▸ **Task brief**:
Repeat all entries exactly.

— START —

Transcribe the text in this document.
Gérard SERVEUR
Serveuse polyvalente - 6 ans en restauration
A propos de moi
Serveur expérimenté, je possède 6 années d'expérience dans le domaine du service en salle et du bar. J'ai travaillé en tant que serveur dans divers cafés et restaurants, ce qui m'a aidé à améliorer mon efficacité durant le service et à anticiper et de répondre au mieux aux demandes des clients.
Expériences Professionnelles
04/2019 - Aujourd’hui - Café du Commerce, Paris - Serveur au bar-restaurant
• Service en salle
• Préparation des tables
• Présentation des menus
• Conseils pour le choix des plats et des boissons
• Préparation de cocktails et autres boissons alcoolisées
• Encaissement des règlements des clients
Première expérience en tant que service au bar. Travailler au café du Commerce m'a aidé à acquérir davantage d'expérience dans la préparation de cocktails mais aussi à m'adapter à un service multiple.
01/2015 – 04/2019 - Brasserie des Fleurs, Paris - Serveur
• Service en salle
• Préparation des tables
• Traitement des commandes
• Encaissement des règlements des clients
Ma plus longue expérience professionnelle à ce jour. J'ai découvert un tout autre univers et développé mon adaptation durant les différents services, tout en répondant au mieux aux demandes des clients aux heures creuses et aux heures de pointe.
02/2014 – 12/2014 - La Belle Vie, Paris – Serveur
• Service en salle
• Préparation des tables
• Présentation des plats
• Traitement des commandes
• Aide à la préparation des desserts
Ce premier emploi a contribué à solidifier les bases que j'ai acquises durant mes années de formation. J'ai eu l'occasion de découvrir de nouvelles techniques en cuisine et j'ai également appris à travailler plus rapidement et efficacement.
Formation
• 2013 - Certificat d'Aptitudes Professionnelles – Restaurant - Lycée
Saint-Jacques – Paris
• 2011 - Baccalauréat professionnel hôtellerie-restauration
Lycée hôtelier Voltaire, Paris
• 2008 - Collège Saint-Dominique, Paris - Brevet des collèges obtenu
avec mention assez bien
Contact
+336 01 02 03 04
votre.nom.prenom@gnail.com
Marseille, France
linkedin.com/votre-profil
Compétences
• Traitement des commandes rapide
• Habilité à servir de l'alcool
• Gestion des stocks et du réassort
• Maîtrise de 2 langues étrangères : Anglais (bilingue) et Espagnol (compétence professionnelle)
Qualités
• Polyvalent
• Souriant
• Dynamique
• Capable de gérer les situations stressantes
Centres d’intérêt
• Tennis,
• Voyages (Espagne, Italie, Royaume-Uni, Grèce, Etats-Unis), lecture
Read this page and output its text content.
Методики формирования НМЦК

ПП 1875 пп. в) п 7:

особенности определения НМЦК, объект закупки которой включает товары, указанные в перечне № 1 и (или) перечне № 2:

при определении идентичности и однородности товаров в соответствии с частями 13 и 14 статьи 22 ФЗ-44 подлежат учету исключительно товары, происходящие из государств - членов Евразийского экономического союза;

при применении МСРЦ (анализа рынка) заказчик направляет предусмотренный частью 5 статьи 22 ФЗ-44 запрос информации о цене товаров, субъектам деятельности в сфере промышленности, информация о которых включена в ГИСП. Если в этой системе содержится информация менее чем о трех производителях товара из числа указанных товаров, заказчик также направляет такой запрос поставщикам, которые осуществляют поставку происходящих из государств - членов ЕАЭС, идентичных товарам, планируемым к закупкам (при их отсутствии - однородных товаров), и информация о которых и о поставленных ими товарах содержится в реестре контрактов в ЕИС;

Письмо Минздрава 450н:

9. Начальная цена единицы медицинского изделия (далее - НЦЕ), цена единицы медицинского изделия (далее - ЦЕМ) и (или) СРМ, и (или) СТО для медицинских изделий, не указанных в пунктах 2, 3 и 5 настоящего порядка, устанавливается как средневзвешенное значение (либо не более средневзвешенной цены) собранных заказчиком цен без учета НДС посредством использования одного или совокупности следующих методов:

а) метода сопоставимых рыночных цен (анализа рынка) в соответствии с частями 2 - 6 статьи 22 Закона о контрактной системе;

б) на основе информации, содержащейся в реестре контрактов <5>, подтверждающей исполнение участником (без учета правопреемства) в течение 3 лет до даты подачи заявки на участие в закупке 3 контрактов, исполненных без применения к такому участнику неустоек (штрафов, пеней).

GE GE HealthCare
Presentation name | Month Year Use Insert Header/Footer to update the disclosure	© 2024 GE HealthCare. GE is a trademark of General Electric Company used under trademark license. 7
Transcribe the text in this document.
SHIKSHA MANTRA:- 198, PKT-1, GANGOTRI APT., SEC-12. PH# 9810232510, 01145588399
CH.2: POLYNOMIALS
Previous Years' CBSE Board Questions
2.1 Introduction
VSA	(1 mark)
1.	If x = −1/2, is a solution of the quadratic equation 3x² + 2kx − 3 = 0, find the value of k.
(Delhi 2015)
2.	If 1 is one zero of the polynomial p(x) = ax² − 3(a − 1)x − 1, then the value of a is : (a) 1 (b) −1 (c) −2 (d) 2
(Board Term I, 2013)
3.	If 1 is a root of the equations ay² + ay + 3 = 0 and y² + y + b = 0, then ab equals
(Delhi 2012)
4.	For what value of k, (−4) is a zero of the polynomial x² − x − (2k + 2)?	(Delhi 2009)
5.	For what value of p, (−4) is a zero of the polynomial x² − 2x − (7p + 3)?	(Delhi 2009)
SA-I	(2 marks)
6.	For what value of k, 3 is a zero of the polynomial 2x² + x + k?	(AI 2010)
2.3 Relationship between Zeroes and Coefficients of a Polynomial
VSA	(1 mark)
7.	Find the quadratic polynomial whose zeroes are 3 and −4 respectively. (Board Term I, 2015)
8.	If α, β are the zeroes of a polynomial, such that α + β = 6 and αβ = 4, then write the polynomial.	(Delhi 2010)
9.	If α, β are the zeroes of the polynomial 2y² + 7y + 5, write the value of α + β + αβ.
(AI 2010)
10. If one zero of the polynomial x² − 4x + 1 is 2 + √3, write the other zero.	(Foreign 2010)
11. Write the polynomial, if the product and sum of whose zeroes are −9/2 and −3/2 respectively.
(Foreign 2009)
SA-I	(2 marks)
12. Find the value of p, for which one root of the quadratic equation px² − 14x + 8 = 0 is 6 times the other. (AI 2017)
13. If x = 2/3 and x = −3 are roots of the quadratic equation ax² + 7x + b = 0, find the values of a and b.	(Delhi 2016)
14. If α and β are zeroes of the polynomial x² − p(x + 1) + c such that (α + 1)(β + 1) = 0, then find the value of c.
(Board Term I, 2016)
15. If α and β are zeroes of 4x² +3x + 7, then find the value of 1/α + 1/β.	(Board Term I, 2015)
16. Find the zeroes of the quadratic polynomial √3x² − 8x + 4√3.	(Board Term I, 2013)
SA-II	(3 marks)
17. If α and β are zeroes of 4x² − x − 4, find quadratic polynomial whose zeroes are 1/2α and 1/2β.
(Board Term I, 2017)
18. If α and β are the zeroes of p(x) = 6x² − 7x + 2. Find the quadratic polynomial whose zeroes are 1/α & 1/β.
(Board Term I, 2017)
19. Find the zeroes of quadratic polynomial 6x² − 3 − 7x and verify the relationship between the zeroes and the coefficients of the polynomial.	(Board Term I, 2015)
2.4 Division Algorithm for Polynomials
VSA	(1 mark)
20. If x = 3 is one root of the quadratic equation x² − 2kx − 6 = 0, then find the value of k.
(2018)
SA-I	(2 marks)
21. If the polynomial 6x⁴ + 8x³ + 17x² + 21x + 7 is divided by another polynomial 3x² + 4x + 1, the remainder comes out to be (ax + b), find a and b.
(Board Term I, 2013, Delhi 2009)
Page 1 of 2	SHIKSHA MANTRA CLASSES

— END —

▸ **Exercise result**:
Transcribe the text in this document.
Gérard SERVEUR
Serveuse polyvalente - 6 ans en restauration
A propos de moi
Serveur expérimenté, je possède 6 années d'expérience dans le domaine du service en salle et du bar. J'ai travaillé en tant que serveur dans divers cafés et restaurants, ce qui m'a aidé à améliorer mon efficacité durant le service et à anticiper et de répondre au mieux aux demandes des clients.
Expériences Professionnelles
04/2019 - Aujourd’hui - Café du Commerce, Paris - Serveur au bar-restaurant
• Service en salle
• Préparation des tables
• Présentation des menus
• Conseils pour le choix des plats et des boissons
• Préparation de cocktails et autres boissons alcoolisées
• Encaissement des règlements des clients
Première expérience en tant que service au bar. Travailler au café du Commerce m'a aidé à acquérir davantage d'expérience dans la préparation de cocktails mais aussi à m'adapter à un service multiple.
01/2015 – 04/2019 - Brasserie des Fleurs, Paris - Serveur
• Service en salle
• Préparation des tables
• Traitement des commandes
• Encaissement des règlements des clients
Ma plus longue expérience professionnelle à ce jour. J'ai découvert un tout autre univers et développé mon adaptation durant les différents services, tout en répondant au mieux aux demandes des clients aux heures creuses et aux heures de pointe.
02/2014 – 12/2014 - La Belle Vie, Paris – Serveur
• Service en salle
• Préparation des tables
• Présentation des plats
• Traitement des commandes
• Aide à la préparation des desserts
Ce premier emploi a contribué à solidifier les bases que j'ai acquises durant mes années de formation. J'ai eu l'occasion de découvrir de nouvelles techniques en cuisine et j'ai également appris à travailler plus rapidement et efficacement.
Formation
• 2013 - Certificat d'Aptitudes Professionnelles – Restaurant - Lycée
Saint-Jacques – Paris
• 2011 - Baccalauréat professionnel hôtellerie-restauration
Lycée hôtelier Voltaire, Paris
• 2008 - Collège Saint-Dominique, Paris - Brevet des collèges obtenu
avec mention assez bien
Contact
+336 01 02 03 04
votre.nom.prenom@gnail.com
Marseille, France
linkedin.com/votre-profil
Compétences
• Traitement des commandes rapide
• Habilité à servir de l'alcool
• Gestion des stocks et du réassort
• Maîtrise de 2 langues étrangères : Anglais (bilingue) et Espagnol (compétence professionnelle)
Qualités
• Polyvalent
• Souriant
• Dynamique
• Capable de gérer les situations stressantes
Centres d’intérêt
• Tennis,
• Voyages (Espagne, Italie, Royaume-Uni, Grèce, Etats-Unis), lecture
Read this page and output its text content.
Методики формирования НМЦК

ПП 1875 пп. в) п 7:

особенности определения НМЦК, объект закупки которой включает товары, указанные в перечне № 1 и (или) перечне № 2:

при определении идентичности и однородности товаров в соответствии с частями 13 и 14 статьи 22 ФЗ-44 подлежат учету исключительно товары, происходящие из государств - членов Евразийского экономического союза;

при применении МСРЦ (анализа рынка) заказчик направляет предусмотренный частью 5 статьи 22 ФЗ-44 запрос информации о цене товаров, субъектам деятельности в сфере промышленности, информация о которых включена в ГИСП. Если в этой системе содержится информация менее чем о трех производителях товара из числа указанных товаров, заказчик также направляет такой запрос поставщикам, которые осуществляют поставку происходящих из государств - членов ЕАЭС, идентичных товарам, планируемым к закупкам (при их отсутствии - однородных товаров), и информация о которых и о поставленных ими товарах содержится в реестре контрактов в ЕИС;

Письмо Минздрава 450н:

9. Начальная цена единицы медицинского изделия (далее - НЦЕ), цена единицы медицинского изделия (далее - ЦЕМ) и (или) СРМ, и (или) СТО для медицинских изделий, не указанных в пунктах 2, 3 и 5 настоящего порядка, устанавливается как средневзвешенное значение (либо не более средневзвешенной цены) собранных заказчиком цен без учета НДС посредством использования одного или совокупности следующих методов:

а) метода сопоставимых рыночных цен (анализа рынка) в соответствии с частями 2 - 6 статьи 22 Закона о контрактной системе;

б) на основе информации, содержащейся в реестре контрактов <5>, подтверждающей исполнение участником (без учета правопреемства) в течение 3 лет до даты подачи заявки на участие в закупке 3 контрактов, исполненных без применения к такому участнику неустоек (штрафов, пеней).

GE GE HealthCare
Presentation name | Month Year Use Insert Header/Footer to update the disclosure	© 2024 GE HealthCare. GE is a trademark of General Electric Company used under trademark license. 7
Transcribe the text in this document.
SHIKSHA MANTRA:- 198, PKT-1, GANGOTRI APT., SEC-12. PH# 9810232510, 01145588399
CH.2: POLYNOMIALS
Previous Years' CBSE Board Questions
2.1 Introduction
VSA	(1 mark)
1.	If x = −1/2, is a solution of the quadratic equation 3x² + 2kx − 3 = 0, find the value of k.
(Delhi 2015)
2.	If 1 is one zero of the polynomial p(x) = ax² − 3(a − 1)x − 1, then the value of a is : (a) 1 (b) −1 (c) −2 (d) 2
(Board Term I, 2013)
3.	If 1 is a root of the equations ay² + ay + 3 = 0 and y² + y + b = 0, then ab equals
(Delhi 2012)
4.	For what value of k, (−4) is a zero of the polynomial x² − x − (2k + 2)?	(Delhi 2009)
5.	For what value of p, (−4) is a zero of the polynomial x² − 2x − (7p + 3)?	(Delhi 2009)
SA-I	(2 marks)
6.	For what value of k, 3 is a zero of the polynomial 2x² + x + k?	(AI 2010)
2.3 Relationship between Zeroes and Coefficients of a Polynomial
VSA	(1 mark)
7.	Find the quadratic polynomial whose zeroes are 3 and −4 respectively. (Board Term I, 2015)
8.	If α, β are the zeroes of a polynomial, such that α + β = 6 and αβ = 4, then write the polynomial.	(Delhi 2010)
9.	If α, β are the zeroes of the polynomial 2y² + 7y + 5, write the value of α + β + αβ.
(AI 2010)
10. If one zero of the polynomial x² − 4x + 1 is 2 + √3, write the other zero.	(Foreign 2010)
11. Write the polynomial, if the product and sum of whose zeroes are −9/2 and −3/2 respectively.
(Foreign 2009)
SA-I	(2 marks)
12. Find the value of p, for which one root of the quadratic equation px² − 14x + 8 = 0 is 6 times the other. (AI 2017)
13. If x = 2/3 and x = −3 are roots of the quadratic equation ax² + 7x + b = 0, find the values of a and b.	(Delhi 2016)
14. If α and β are zeroes of the polynomial x² − p(x + 1) + c such that (α + 1)(β + 1) = 0, then find the value of c.
(Board Term I, 2016)
15. If α and β are zeroes of 4x² +3x + 7, then find the value of 1/α + 1/β.	(Board Term I, 2015)
16. Find the zeroes of the quadratic polynomial √3x² − 8x + 4√3.	(Board Term I, 2013)
SA-II	(3 marks)
17. If α and β are zeroes of 4x² − x − 4, find quadratic polynomial whose zeroes are 1/2α and 1/2β.
(Board Term I, 2017)
18. If α and β are the zeroes of p(x) = 6x² − 7x + 2. Find the quadratic polynomial whose zeroes are 1/α & 1/β.
(Board Term I, 2017)
19. Find the zeroes of quadratic polynomial 6x² − 3 − 7x and verify the relationship between the zeroes and the coefficients of the polynomial.	(Board Term I, 2015)
2.4 Division Algorithm for Polynomials
VSA	(1 mark)
20. If x = 3 is one root of the quadratic equation x² − 2kx − 6 = 0, then find the value of k.
(2018)
SA-I	(2 marks)
21. If the polynomial 6x⁴ + 8x³ + 17x² + 21x + 7 is divided by another polynomial 3x² + 4x + 1, the remainder comes out to be (ax + b), find a and b.
(Board Term I, 2013, Delhi 2009)
Page 1 of 2	SHIKSHA MANTRA CLASSES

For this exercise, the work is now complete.